Figure record extracts
########
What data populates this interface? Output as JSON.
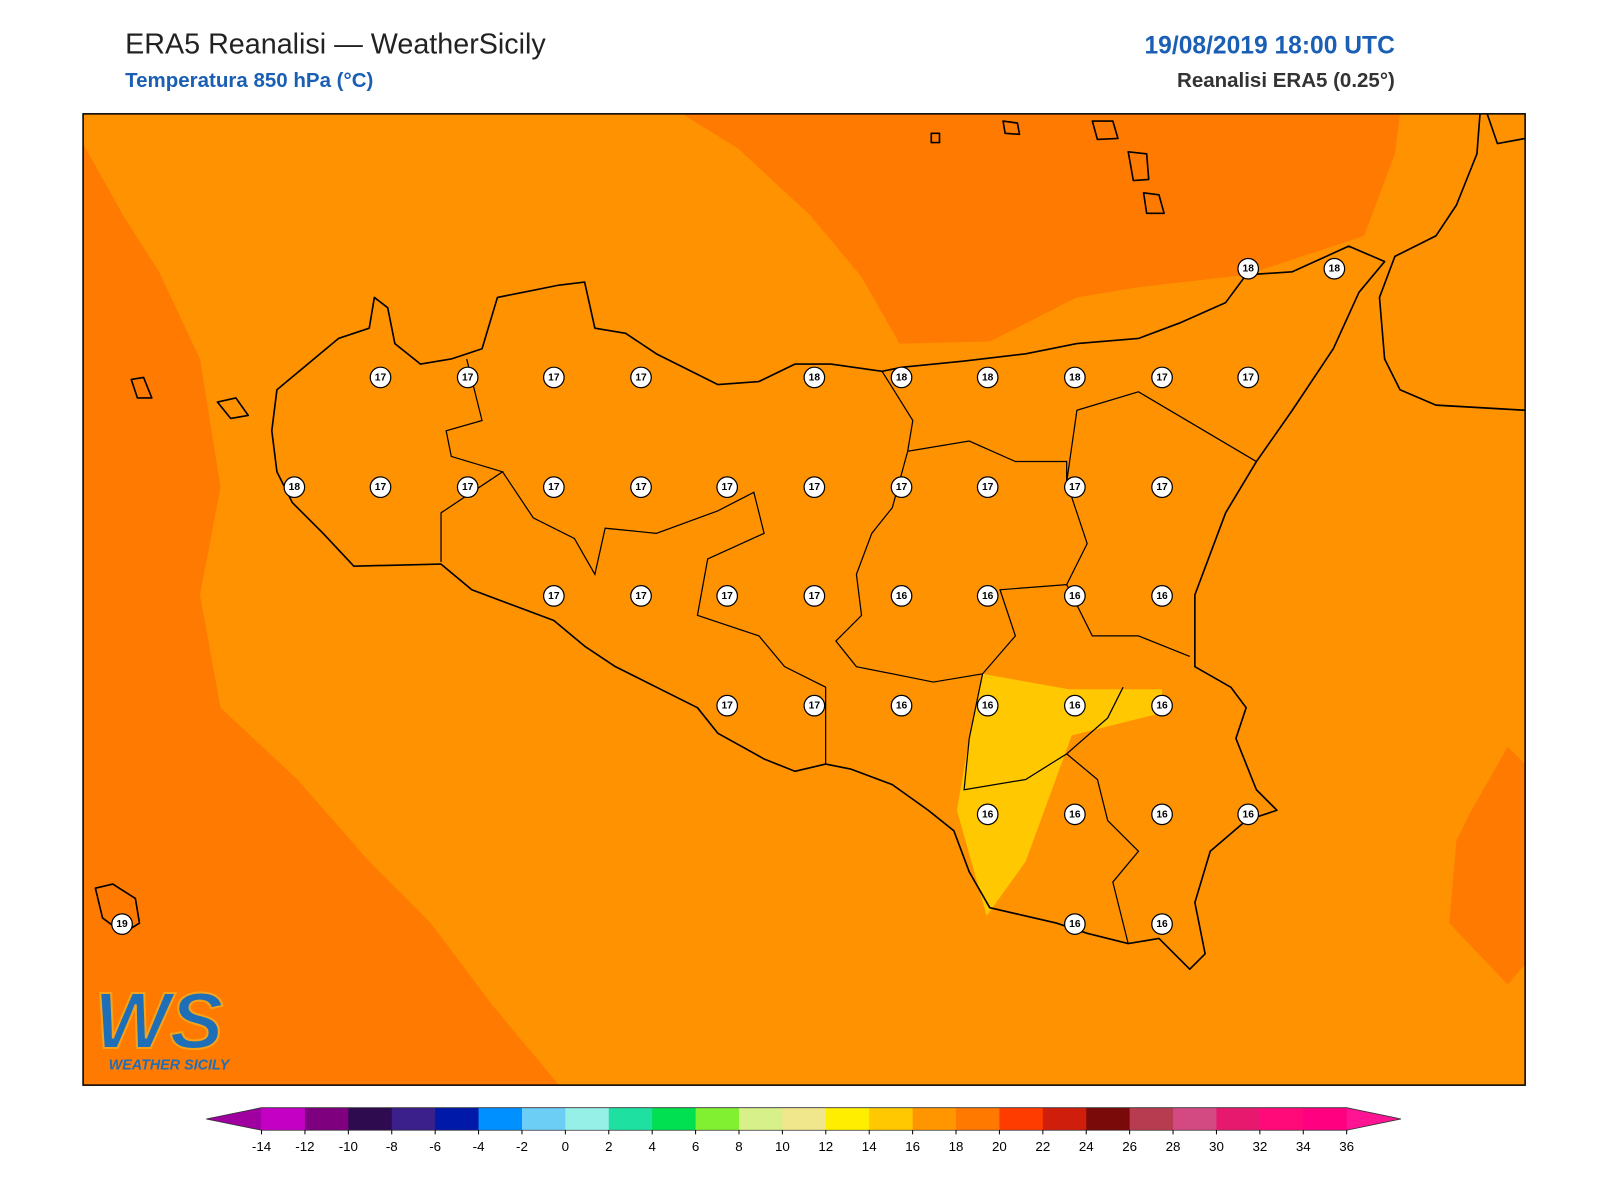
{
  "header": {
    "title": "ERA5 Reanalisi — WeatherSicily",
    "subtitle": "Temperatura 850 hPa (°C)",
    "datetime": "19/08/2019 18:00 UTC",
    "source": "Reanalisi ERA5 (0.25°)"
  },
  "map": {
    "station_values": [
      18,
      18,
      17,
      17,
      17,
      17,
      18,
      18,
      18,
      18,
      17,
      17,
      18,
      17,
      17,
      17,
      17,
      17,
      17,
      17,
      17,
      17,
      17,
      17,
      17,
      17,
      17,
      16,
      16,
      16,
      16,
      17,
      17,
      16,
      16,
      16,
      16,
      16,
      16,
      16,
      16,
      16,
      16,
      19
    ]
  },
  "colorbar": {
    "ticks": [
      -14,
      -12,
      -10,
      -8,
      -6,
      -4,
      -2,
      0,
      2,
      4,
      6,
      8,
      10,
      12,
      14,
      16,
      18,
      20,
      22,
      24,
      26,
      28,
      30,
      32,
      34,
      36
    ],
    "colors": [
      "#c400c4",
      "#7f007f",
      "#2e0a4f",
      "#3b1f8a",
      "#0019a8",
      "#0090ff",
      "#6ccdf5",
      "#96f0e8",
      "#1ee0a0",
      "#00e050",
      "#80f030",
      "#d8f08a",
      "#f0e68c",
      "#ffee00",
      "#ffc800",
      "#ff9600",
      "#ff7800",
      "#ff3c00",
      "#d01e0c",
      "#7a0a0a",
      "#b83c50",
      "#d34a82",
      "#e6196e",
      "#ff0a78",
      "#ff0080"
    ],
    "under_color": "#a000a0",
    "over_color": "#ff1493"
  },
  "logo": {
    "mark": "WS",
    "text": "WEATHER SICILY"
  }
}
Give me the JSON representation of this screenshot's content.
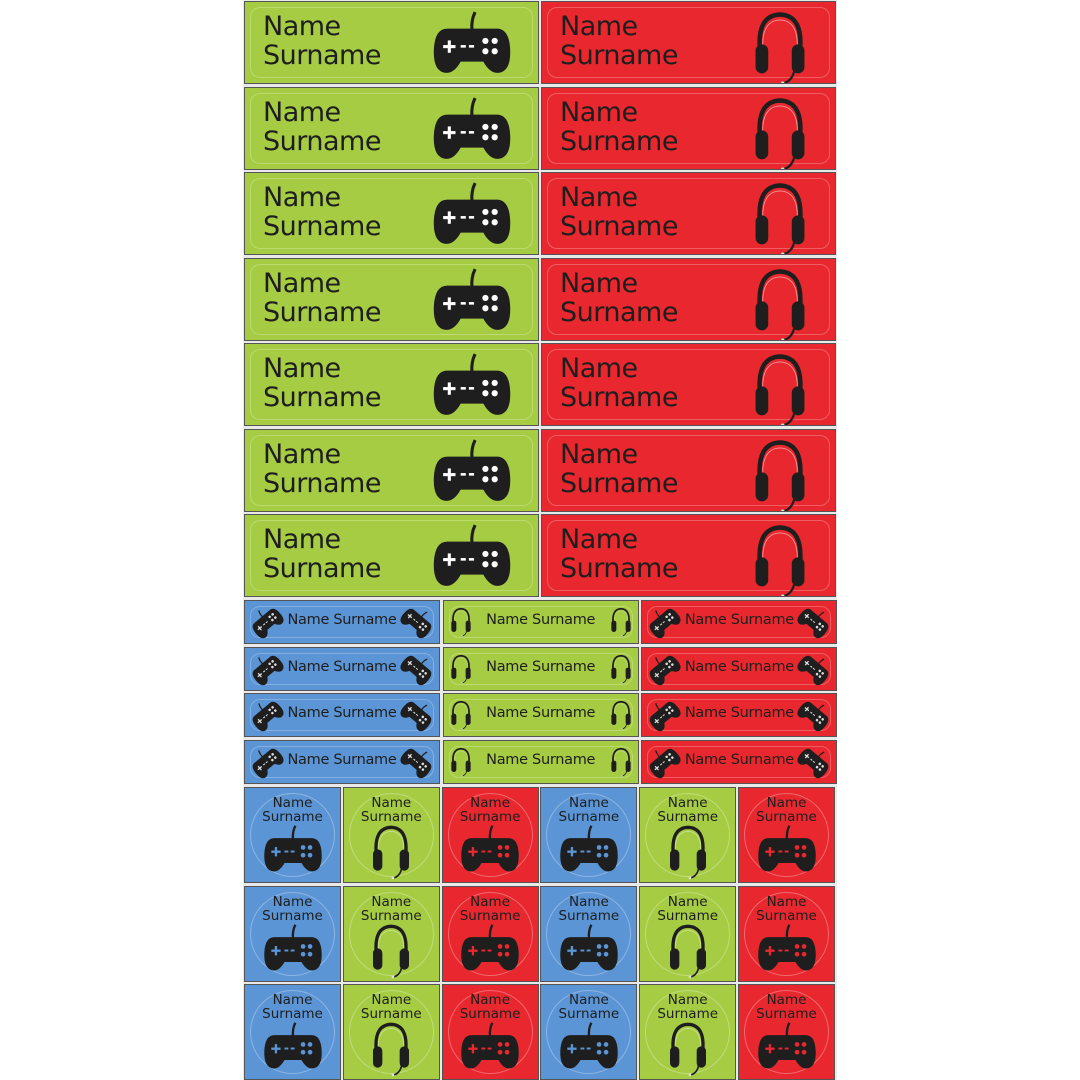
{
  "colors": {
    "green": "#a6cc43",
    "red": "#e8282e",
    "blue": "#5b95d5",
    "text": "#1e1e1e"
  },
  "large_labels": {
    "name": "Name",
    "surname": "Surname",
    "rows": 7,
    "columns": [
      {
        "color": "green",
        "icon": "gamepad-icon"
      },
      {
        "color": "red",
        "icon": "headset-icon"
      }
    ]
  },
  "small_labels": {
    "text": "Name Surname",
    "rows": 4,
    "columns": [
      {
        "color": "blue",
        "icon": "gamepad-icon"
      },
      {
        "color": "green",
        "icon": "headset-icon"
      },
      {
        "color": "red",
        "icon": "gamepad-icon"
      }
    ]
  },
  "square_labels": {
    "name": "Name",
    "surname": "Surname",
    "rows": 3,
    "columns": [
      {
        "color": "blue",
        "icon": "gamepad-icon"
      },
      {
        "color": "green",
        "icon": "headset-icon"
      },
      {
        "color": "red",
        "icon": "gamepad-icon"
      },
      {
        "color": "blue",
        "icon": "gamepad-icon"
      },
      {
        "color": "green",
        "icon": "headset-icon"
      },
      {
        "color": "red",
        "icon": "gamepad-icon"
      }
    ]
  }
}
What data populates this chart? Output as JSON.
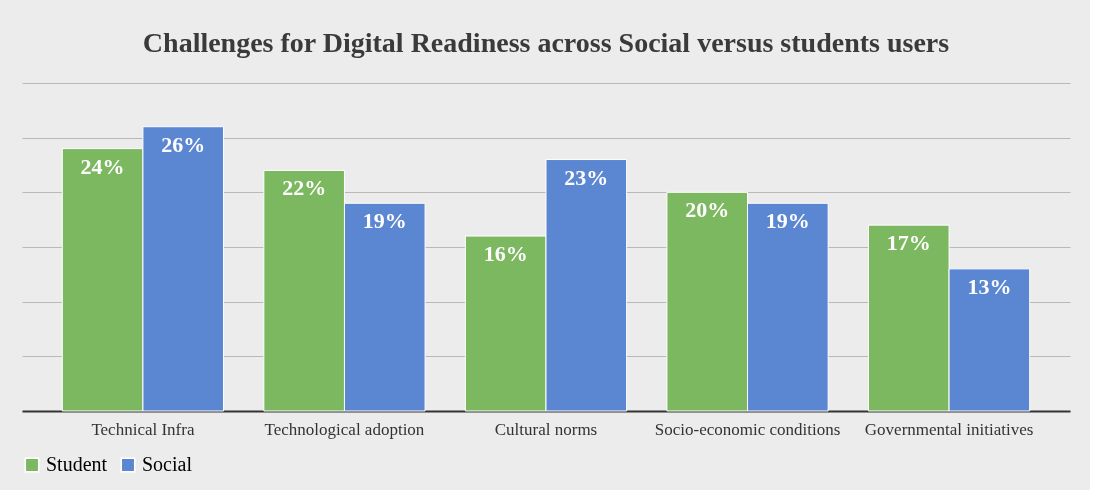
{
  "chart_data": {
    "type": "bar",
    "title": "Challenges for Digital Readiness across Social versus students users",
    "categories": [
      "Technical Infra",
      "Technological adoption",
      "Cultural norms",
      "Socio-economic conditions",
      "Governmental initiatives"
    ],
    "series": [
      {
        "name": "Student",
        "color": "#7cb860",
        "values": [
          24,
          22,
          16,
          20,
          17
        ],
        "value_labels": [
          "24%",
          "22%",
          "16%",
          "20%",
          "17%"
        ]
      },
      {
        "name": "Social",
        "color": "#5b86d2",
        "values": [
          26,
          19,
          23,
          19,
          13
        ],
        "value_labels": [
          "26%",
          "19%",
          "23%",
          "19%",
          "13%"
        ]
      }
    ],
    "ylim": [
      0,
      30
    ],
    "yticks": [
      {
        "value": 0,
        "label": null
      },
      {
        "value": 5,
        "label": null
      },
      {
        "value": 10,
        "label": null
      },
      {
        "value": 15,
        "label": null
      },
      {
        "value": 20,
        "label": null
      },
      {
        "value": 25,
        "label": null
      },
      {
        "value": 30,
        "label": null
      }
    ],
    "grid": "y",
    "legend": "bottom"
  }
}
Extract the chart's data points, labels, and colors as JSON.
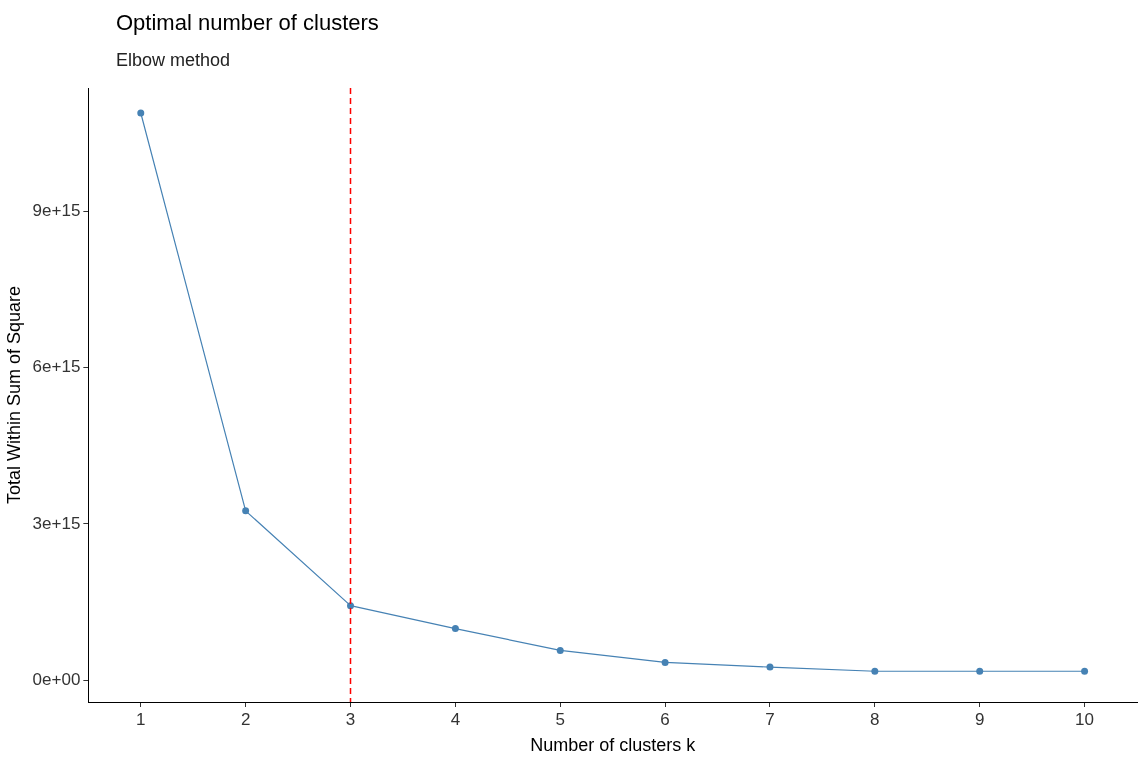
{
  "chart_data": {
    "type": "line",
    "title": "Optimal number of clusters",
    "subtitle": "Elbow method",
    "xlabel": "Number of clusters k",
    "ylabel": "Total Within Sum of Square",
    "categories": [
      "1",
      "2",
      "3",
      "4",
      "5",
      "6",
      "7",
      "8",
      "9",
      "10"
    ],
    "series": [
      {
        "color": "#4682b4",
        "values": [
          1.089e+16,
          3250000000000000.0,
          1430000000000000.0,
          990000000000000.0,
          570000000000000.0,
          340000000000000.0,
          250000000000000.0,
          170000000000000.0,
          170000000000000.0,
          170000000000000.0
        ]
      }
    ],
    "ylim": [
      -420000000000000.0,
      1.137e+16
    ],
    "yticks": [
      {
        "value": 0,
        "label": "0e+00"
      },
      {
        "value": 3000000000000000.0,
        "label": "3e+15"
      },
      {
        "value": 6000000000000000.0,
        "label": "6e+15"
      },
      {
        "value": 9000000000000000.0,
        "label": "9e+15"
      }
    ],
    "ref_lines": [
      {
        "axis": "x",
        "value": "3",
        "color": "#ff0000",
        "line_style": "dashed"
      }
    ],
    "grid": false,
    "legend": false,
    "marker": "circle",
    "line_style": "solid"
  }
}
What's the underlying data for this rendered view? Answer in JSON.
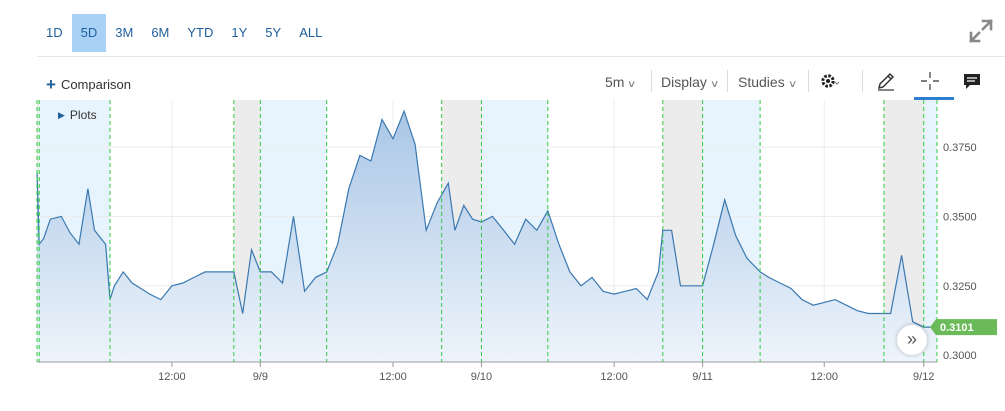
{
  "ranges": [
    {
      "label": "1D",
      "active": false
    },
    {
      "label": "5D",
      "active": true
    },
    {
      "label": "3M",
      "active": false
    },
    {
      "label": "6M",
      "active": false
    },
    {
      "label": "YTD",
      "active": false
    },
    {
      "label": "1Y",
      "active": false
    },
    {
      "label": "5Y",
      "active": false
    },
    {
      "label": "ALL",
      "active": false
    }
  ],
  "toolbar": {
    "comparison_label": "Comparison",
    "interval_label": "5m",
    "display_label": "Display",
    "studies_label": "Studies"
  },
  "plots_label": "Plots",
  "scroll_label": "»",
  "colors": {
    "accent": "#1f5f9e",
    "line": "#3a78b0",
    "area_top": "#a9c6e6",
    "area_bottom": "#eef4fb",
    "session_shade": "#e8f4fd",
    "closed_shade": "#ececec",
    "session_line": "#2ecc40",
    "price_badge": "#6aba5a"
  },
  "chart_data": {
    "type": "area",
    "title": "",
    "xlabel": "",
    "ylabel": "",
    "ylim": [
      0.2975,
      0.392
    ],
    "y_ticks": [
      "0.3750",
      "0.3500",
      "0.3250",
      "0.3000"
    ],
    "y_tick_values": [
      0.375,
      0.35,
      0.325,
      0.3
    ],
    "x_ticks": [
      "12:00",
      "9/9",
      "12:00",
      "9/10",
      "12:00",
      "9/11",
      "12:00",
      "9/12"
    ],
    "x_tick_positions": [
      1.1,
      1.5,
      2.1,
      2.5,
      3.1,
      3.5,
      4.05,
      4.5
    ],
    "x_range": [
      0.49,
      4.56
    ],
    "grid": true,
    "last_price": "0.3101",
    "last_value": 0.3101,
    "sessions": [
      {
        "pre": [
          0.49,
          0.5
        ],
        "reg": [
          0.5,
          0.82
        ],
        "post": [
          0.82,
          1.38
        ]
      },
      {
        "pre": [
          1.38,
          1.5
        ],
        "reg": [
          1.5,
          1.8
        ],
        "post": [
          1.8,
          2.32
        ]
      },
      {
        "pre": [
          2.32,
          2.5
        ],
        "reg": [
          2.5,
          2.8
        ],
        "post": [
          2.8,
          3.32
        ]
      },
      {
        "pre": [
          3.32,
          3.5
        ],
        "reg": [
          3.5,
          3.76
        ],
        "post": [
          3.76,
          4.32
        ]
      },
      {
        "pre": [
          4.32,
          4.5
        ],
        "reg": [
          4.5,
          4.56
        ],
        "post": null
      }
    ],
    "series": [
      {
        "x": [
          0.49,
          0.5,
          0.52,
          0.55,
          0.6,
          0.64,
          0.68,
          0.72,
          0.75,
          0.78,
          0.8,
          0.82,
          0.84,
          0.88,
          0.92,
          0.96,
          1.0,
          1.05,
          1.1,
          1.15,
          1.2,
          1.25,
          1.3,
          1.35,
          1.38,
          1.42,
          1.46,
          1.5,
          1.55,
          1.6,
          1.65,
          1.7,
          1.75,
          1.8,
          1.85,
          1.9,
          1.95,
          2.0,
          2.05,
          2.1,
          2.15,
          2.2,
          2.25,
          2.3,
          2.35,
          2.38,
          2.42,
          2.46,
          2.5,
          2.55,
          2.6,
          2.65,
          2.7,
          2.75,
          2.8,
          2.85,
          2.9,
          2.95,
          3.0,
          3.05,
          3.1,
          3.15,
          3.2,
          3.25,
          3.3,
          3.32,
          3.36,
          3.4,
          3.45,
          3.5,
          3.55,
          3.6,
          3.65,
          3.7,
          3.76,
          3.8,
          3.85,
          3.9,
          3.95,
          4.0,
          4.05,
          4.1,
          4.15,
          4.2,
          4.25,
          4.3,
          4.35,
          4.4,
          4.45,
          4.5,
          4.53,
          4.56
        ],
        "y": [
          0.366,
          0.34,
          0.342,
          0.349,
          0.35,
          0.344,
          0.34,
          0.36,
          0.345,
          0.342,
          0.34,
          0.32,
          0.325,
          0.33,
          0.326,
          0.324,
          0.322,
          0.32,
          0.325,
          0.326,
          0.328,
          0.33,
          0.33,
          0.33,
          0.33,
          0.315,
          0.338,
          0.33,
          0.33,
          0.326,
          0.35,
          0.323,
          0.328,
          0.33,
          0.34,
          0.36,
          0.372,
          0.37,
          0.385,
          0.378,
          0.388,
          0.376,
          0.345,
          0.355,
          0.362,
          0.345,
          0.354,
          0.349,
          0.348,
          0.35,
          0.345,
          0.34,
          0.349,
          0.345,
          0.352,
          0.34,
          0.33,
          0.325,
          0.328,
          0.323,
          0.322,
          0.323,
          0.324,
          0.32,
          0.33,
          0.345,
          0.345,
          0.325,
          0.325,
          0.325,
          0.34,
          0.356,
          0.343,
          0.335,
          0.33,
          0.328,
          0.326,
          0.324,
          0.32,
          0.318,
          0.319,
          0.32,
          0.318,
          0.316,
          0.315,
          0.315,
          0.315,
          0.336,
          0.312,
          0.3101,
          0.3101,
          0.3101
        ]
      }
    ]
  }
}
########
[What to produce]
Copy each line above where the string "Output" occurs.

[Response to this task]
What data populates this interface? Output as JSON.
What data populates this chart? Output as JSON.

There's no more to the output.